• [AIM]:
Revise the lines of all the items below by changing "symbol-swatch" to "color-swatch" wherever it occurs, leaving everything else identical. Omit the pictures from your output.

::::::::

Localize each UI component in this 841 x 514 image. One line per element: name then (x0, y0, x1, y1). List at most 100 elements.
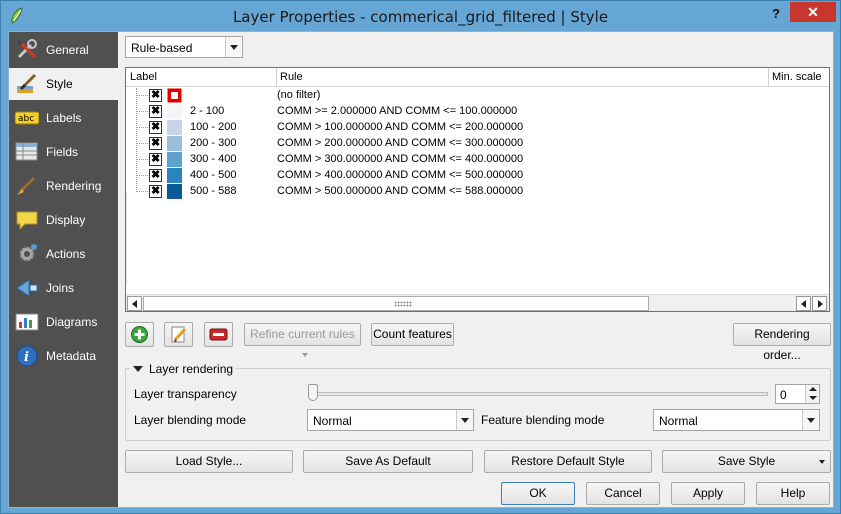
rule-label: 400 - 500 (190, 169, 237, 181)
column-header-label[interactable]: Label (130, 71, 157, 83)
symbol-swatch[interactable] (167, 88, 182, 103)
feature-blending-select[interactable]: Normal (653, 409, 820, 431)
sidebar-item-style[interactable]: Style (9, 68, 118, 100)
column-divider[interactable] (768, 68, 769, 87)
rule-checkbox[interactable] (149, 152, 162, 166)
tree-branch-line (136, 111, 150, 112)
scroll-thumb[interactable] (143, 296, 649, 311)
tree-branch-line (136, 175, 150, 176)
rule-expression: COMM > 500.000000 AND COMM <= 588.000000 (277, 185, 524, 197)
spin-up-icon[interactable] (805, 385, 819, 394)
sidebar-item-joins[interactable]: Joins (9, 272, 118, 304)
sidebar-item-actions[interactable]: Actions (9, 238, 118, 270)
renderer-type-select[interactable]: Rule-based (125, 36, 243, 58)
remove-rule-button[interactable] (204, 322, 233, 347)
sidebar-item-fields[interactable]: Fields (9, 136, 118, 168)
table-row[interactable]: (no filter) (126, 88, 829, 104)
layer-blending-label: Layer blending mode (134, 413, 247, 427)
spin-down-icon[interactable] (805, 394, 819, 403)
sidebar-item-label: Rendering (46, 179, 102, 193)
rule-label: 100 - 200 (190, 121, 237, 133)
horizontal-scrollbar[interactable] (126, 294, 829, 311)
rule-checkbox[interactable] (149, 120, 162, 134)
symbol-swatch[interactable] (167, 120, 182, 135)
symbol-swatch[interactable] (167, 168, 182, 183)
sidebar-item-label: Style (46, 77, 73, 91)
rule-expression: COMM > 200.000000 AND COMM <= 300.000000 (277, 137, 524, 149)
chevron-down-icon (225, 37, 242, 57)
sidebar-item-display[interactable]: Display (9, 204, 118, 236)
tree-header: Label Rule Min. scale (126, 68, 829, 87)
rule-expression: COMM > 400.000000 AND COMM <= 500.000000 (277, 169, 524, 181)
chevron-down-icon (456, 410, 473, 430)
symbol-swatch[interactable] (167, 184, 182, 199)
help-icon[interactable]: ? (765, 4, 787, 24)
transparency-slider-handle[interactable] (308, 384, 318, 401)
transparency-slider[interactable] (310, 392, 768, 396)
refine-rules-button[interactable]: Refine current rules (244, 323, 361, 357)
scroll-left-arrow-icon[interactable] (127, 296, 142, 311)
rule-checkbox[interactable] (149, 88, 162, 102)
chevron-down-icon (302, 353, 308, 357)
rules-tree[interactable]: Label Rule Min. scale (no filter) 2 - 10… (125, 67, 830, 312)
sidebar-item-label: Joins (46, 281, 75, 295)
count-features-button[interactable]: Count features (371, 323, 454, 346)
chart-diagrams-icon (15, 313, 39, 331)
ok-button[interactable]: OK (501, 482, 575, 505)
svg-text:i: i (24, 350, 29, 365)
sidebar-item-metadata[interactable]: i Metadata (9, 340, 118, 372)
column-divider[interactable] (276, 68, 277, 87)
table-row[interactable]: 200 - 300 COMM > 200.000000 AND COMM <= … (126, 136, 829, 152)
sidebar-item-diagrams[interactable]: Diagrams (9, 306, 118, 338)
rule-checkbox[interactable] (149, 184, 162, 198)
scroll-left-arrow-icon[interactable] (796, 296, 811, 311)
tree-branch-line (136, 127, 150, 128)
sidebar-item-labels[interactable]: abc Labels (9, 102, 118, 134)
tree-branch-line (136, 191, 150, 192)
rule-expression: COMM > 100.000000 AND COMM <= 200.000000 (277, 121, 524, 133)
sidebar-item-general[interactable]: General (9, 34, 118, 66)
table-row[interactable]: 2 - 100 COMM >= 2.000000 AND COMM <= 100… (126, 104, 829, 120)
restore-default-style-button[interactable]: Restore Default Style (484, 450, 652, 473)
symbol-swatch[interactable] (167, 152, 182, 167)
table-row[interactable]: 400 - 500 COMM > 400.000000 AND COMM <= … (126, 168, 829, 184)
sidebar-item-rendering[interactable]: Rendering (9, 170, 118, 202)
table-row[interactable]: 100 - 200 COMM > 100.000000 AND COMM <= … (126, 120, 829, 136)
cancel-button[interactable]: Cancel (586, 482, 660, 505)
close-button[interactable]: ✕ (790, 2, 836, 22)
collapse-triangle-icon (133, 366, 143, 372)
layer-rendering-toggle[interactable]: Layer rendering (130, 362, 237, 376)
rule-expression: COMM > 300.000000 AND COMM <= 400.000000 (277, 153, 524, 165)
table-fields-icon (15, 142, 38, 161)
apply-button[interactable]: Apply (671, 482, 745, 505)
layer-rendering-title: Layer rendering (149, 362, 234, 376)
help-button[interactable]: Help (756, 482, 830, 505)
add-rule-button[interactable] (125, 322, 154, 347)
rule-checkbox[interactable] (149, 104, 162, 118)
save-style-button[interactable]: Save Style (662, 450, 831, 473)
sidebar-item-label: Diagrams (46, 315, 98, 329)
edit-rule-button[interactable] (164, 322, 193, 347)
title-bar[interactable]: Layer Properties - commerical_grid_filte… (1, 1, 840, 31)
grip-icon (394, 301, 412, 307)
save-as-default-button[interactable]: Save As Default (303, 450, 473, 473)
load-style-button[interactable]: Load Style... (125, 450, 293, 473)
layer-blending-select[interactable]: Normal (307, 409, 474, 431)
renderer-type-value: Rule-based (131, 41, 193, 55)
transparency-spinbox[interactable]: 0 (775, 384, 820, 404)
symbol-swatch[interactable] (167, 104, 182, 119)
svg-text:abc: abc (18, 114, 34, 124)
column-header-rule[interactable]: Rule (280, 71, 303, 83)
scroll-right-arrow-icon[interactable] (812, 296, 827, 311)
join-arrow-icon (16, 279, 38, 297)
rule-label: 2 - 100 (190, 105, 225, 117)
table-row[interactable]: 300 - 400 COMM > 300.000000 AND COMM <= … (126, 152, 829, 168)
rule-label: 500 - 588 (190, 185, 237, 197)
rendering-order-button[interactable]: Rendering order... (733, 323, 831, 362)
symbol-swatch[interactable] (167, 136, 182, 151)
column-header-min-scale[interactable]: Min. scale (772, 71, 822, 83)
rule-checkbox[interactable] (149, 136, 162, 150)
rule-checkbox[interactable] (149, 168, 162, 182)
table-row[interactable]: 500 - 588 COMM > 500.000000 AND COMM <= … (126, 184, 829, 200)
dialog-client: General Style abc Labels Fields Renderin… (8, 31, 834, 508)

::::::::

• [EXERCISE ANSWER]:
Localize each UI component in this 841 x 514 image. One line per element: name then (x0, y0, x1, y1). List at most 100 elements.
rule-label: 400 - 500 (190, 169, 237, 181)
column-header-label[interactable]: Label (130, 71, 157, 83)
color-swatch[interactable] (167, 88, 182, 103)
feature-blending-select[interactable]: Normal (653, 409, 820, 431)
sidebar-item-style[interactable]: Style (9, 68, 118, 100)
column-divider[interactable] (768, 68, 769, 87)
rule-checkbox[interactable] (149, 152, 162, 166)
tree-branch-line (136, 111, 150, 112)
scroll-thumb[interactable] (143, 296, 649, 311)
tree-branch-line (136, 175, 150, 176)
rule-expression: COMM > 500.000000 AND COMM <= 588.000000 (277, 185, 524, 197)
spin-up-icon[interactable] (805, 385, 819, 394)
sidebar-item-joins[interactable]: Joins (9, 272, 118, 304)
sidebar-item-actions[interactable]: Actions (9, 238, 118, 270)
renderer-type-select[interactable]: Rule-based (125, 36, 243, 58)
remove-rule-button[interactable] (204, 322, 233, 347)
sidebar-item-fields[interactable]: Fields (9, 136, 118, 168)
table-row[interactable]: (no filter) (126, 88, 829, 104)
layer-blending-label: Layer blending mode (134, 413, 247, 427)
spin-down-icon[interactable] (805, 394, 819, 403)
sidebar-item-label: Rendering (46, 179, 102, 193)
rule-label: 100 - 200 (190, 121, 237, 133)
horizontal-scrollbar[interactable] (126, 294, 829, 311)
rule-checkbox[interactable] (149, 120, 162, 134)
color-swatch[interactable] (167, 120, 182, 135)
color-swatch[interactable] (167, 168, 182, 183)
sidebar-item-label: Style (46, 77, 73, 91)
rule-expression: COMM > 200.000000 AND COMM <= 300.000000 (277, 137, 524, 149)
chevron-down-icon (225, 37, 242, 57)
sidebar-item-display[interactable]: Display (9, 204, 118, 236)
tree-header: Label Rule Min. scale (126, 68, 829, 87)
rule-expression: COMM > 400.000000 AND COMM <= 500.000000 (277, 169, 524, 181)
chevron-down-icon (456, 410, 473, 430)
color-swatch[interactable] (167, 184, 182, 199)
help-icon[interactable]: ? (765, 4, 787, 24)
transparency-slider-handle[interactable] (308, 384, 318, 401)
transparency-slider[interactable] (310, 392, 768, 396)
refine-rules-button[interactable]: Refine current rules (244, 323, 361, 357)
scroll-left-arrow-icon[interactable] (127, 296, 142, 311)
rule-checkbox[interactable] (149, 88, 162, 102)
chevron-down-icon (302, 353, 308, 357)
rules-tree[interactable]: Label Rule Min. scale (no filter) 2 - 10… (125, 67, 830, 312)
sidebar-item-label: Joins (46, 281, 75, 295)
count-features-button[interactable]: Count features (371, 323, 454, 346)
chart-diagrams-icon (15, 313, 39, 331)
ok-button[interactable]: OK (501, 482, 575, 505)
svg-text:i: i (24, 350, 29, 365)
sidebar-item-metadata[interactable]: i Metadata (9, 340, 118, 372)
column-divider[interactable] (276, 68, 277, 87)
table-row[interactable]: 200 - 300 COMM > 200.000000 AND COMM <= … (126, 136, 829, 152)
sidebar-item-diagrams[interactable]: Diagrams (9, 306, 118, 338)
rule-checkbox[interactable] (149, 184, 162, 198)
scroll-left-arrow-icon[interactable] (796, 296, 811, 311)
tree-branch-line (136, 127, 150, 128)
sidebar-item-labels[interactable]: abc Labels (9, 102, 118, 134)
tree-branch-line (136, 191, 150, 192)
rule-expression: COMM > 100.000000 AND COMM <= 200.000000 (277, 121, 524, 133)
sidebar-item-general[interactable]: General (9, 34, 118, 66)
table-row[interactable]: 2 - 100 COMM >= 2.000000 AND COMM <= 100… (126, 104, 829, 120)
restore-default-style-button[interactable]: Restore Default Style (484, 450, 652, 473)
color-swatch[interactable] (167, 152, 182, 167)
table-row[interactable]: 400 - 500 COMM > 400.000000 AND COMM <= … (126, 168, 829, 184)
sidebar-item-rendering[interactable]: Rendering (9, 170, 118, 202)
table-row[interactable]: 100 - 200 COMM > 100.000000 AND COMM <= … (126, 120, 829, 136)
cancel-button[interactable]: Cancel (586, 482, 660, 505)
close-button[interactable]: ✕ (790, 2, 836, 22)
collapse-triangle-icon (133, 366, 143, 372)
layer-rendering-toggle[interactable]: Layer rendering (130, 362, 237, 376)
rule-expression: COMM > 300.000000 AND COMM <= 400.000000 (277, 153, 524, 165)
table-fields-icon (15, 142, 38, 161)
apply-button[interactable]: Apply (671, 482, 745, 505)
layer-rendering-title: Layer rendering (149, 362, 234, 376)
help-button[interactable]: Help (756, 482, 830, 505)
add-rule-button[interactable] (125, 322, 154, 347)
rule-checkbox[interactable] (149, 104, 162, 118)
save-style-button[interactable]: Save Style (662, 450, 831, 473)
sidebar-item-label: Diagrams (46, 315, 98, 329)
edit-rule-button[interactable] (164, 322, 193, 347)
title-bar[interactable]: Layer Properties - commerical_grid_filte… (1, 1, 840, 31)
grip-icon (394, 301, 412, 307)
save-as-default-button[interactable]: Save As Default (303, 450, 473, 473)
load-style-button[interactable]: Load Style... (125, 450, 293, 473)
layer-blending-select[interactable]: Normal (307, 409, 474, 431)
renderer-type-value: Rule-based (131, 41, 193, 55)
transparency-spinbox[interactable]: 0 (775, 384, 820, 404)
color-swatch[interactable] (167, 104, 182, 119)
svg-text:abc: abc (18, 114, 34, 124)
column-header-rule[interactable]: Rule (280, 71, 303, 83)
scroll-right-arrow-icon[interactable] (812, 296, 827, 311)
join-arrow-icon (16, 279, 38, 297)
rule-label: 2 - 100 (190, 105, 225, 117)
table-row[interactable]: 300 - 400 COMM > 300.000000 AND COMM <= … (126, 152, 829, 168)
rule-label: 500 - 588 (190, 185, 237, 197)
rendering-order-button[interactable]: Rendering order... (733, 323, 831, 362)
color-swatch[interactable] (167, 136, 182, 151)
column-header-min-scale[interactable]: Min. scale (772, 71, 822, 83)
rule-checkbox[interactable] (149, 136, 162, 150)
rule-checkbox[interactable] (149, 168, 162, 182)
table-row[interactable]: 500 - 588 COMM > 500.000000 AND COMM <= … (126, 184, 829, 200)
dialog-client: General Style abc Labels Fields Renderin… (8, 31, 834, 508)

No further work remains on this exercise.